>> BEGIN Information given

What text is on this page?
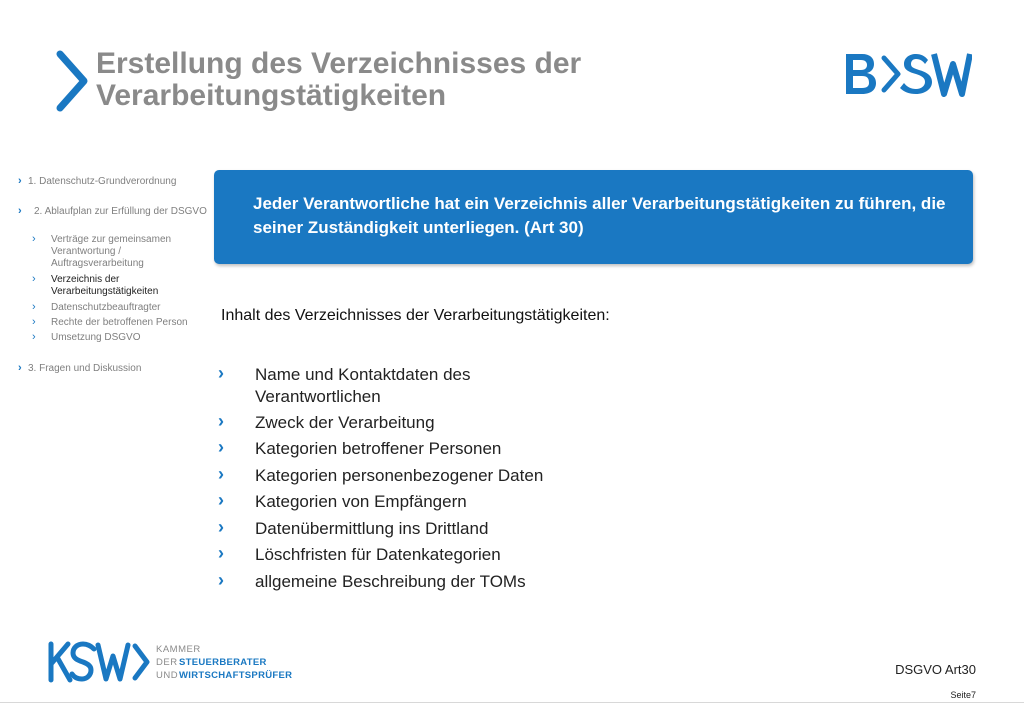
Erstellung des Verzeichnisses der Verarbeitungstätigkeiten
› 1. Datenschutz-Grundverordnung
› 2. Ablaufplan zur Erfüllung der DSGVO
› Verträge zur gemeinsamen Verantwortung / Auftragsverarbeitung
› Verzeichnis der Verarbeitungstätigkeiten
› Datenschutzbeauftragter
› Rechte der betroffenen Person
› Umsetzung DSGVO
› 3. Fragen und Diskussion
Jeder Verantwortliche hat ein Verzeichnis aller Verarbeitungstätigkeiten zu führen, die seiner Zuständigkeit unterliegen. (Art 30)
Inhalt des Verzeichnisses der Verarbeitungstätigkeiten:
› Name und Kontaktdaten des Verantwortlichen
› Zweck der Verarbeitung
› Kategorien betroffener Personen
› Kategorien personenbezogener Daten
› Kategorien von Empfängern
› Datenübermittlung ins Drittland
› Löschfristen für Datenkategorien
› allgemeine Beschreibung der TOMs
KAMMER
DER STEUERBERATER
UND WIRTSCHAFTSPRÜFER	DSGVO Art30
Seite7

>> END Information given

* [Stated problem]: Pictures appear in the records above. Output everything except them, exactly.

* [Written reply]:
What text is on this page?
Erstellung des Verzeichnisses der Verarbeitungstätigkeiten
› 1. Datenschutz-Grundverordnung
› 2. Ablaufplan zur Erfüllung der DSGVO
› Verträge zur gemeinsamen Verantwortung / Auftragsverarbeitung
› Verzeichnis der Verarbeitungstätigkeiten
› Datenschutzbeauftragter
› Rechte der betroffenen Person
› Umsetzung DSGVO
› 3. Fragen und Diskussion
Jeder Verantwortliche hat ein Verzeichnis aller Verarbeitungstätigkeiten zu führen, die seiner Zuständigkeit unterliegen. (Art 30)
Inhalt des Verzeichnisses der Verarbeitungstätigkeiten:
› Name und Kontaktdaten des Verantwortlichen
› Zweck der Verarbeitung
› Kategorien betroffener Personen
› Kategorien personenbezogener Daten
› Kategorien von Empfängern
› Datenübermittlung ins Drittland
› Löschfristen für Datenkategorien
› allgemeine Beschreibung der TOMs
KAMMER
DER STEUERBERATER
UND WIRTSCHAFTSPRÜFER	DSGVO Art30
Seite7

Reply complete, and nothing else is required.